▶ _Your task_: Copy out every line containing the word "this".

▶ _Input rows_:
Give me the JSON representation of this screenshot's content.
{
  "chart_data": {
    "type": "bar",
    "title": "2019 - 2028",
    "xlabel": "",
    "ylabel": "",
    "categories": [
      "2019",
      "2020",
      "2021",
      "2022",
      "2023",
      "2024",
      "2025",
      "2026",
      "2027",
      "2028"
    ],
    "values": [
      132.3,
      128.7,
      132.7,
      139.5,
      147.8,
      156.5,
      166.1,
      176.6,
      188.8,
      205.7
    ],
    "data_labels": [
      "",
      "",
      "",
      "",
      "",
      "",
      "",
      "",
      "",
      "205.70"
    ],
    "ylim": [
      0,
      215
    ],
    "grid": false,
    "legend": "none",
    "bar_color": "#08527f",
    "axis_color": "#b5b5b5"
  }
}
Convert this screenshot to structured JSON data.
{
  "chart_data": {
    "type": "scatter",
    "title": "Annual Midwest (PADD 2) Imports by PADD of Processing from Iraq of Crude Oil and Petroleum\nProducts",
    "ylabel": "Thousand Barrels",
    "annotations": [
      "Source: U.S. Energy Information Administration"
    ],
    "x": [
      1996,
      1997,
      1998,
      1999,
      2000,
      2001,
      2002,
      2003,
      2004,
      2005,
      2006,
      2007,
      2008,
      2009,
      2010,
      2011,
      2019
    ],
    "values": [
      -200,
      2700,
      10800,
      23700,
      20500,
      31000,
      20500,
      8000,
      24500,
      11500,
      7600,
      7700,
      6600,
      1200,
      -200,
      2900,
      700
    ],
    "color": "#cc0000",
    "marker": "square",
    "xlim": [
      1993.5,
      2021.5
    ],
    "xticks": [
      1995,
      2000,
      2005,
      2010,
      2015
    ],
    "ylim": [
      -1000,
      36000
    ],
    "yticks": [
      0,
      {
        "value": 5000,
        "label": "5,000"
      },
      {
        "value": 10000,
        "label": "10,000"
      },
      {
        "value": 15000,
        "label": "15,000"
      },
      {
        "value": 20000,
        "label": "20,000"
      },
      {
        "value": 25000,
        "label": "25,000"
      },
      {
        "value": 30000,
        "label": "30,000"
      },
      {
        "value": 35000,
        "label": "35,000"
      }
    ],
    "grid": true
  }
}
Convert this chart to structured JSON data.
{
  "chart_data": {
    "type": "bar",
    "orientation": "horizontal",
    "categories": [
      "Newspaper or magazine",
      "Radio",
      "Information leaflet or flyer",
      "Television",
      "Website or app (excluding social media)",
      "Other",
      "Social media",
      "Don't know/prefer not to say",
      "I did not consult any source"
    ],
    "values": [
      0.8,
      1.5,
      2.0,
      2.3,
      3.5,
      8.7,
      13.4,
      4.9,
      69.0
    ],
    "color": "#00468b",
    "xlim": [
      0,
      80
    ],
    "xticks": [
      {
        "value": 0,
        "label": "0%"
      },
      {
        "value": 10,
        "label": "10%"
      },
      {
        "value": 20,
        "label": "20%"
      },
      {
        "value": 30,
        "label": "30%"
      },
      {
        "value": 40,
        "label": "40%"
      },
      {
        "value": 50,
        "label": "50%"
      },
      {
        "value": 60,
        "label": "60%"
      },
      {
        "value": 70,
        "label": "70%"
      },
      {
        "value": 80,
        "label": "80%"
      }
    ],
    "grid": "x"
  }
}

▶ _Correct result_:
Give me the JSON representation of this screenshot's content.
Convert this screenshot to structured JSON data.
Convert this chart to structured JSON data.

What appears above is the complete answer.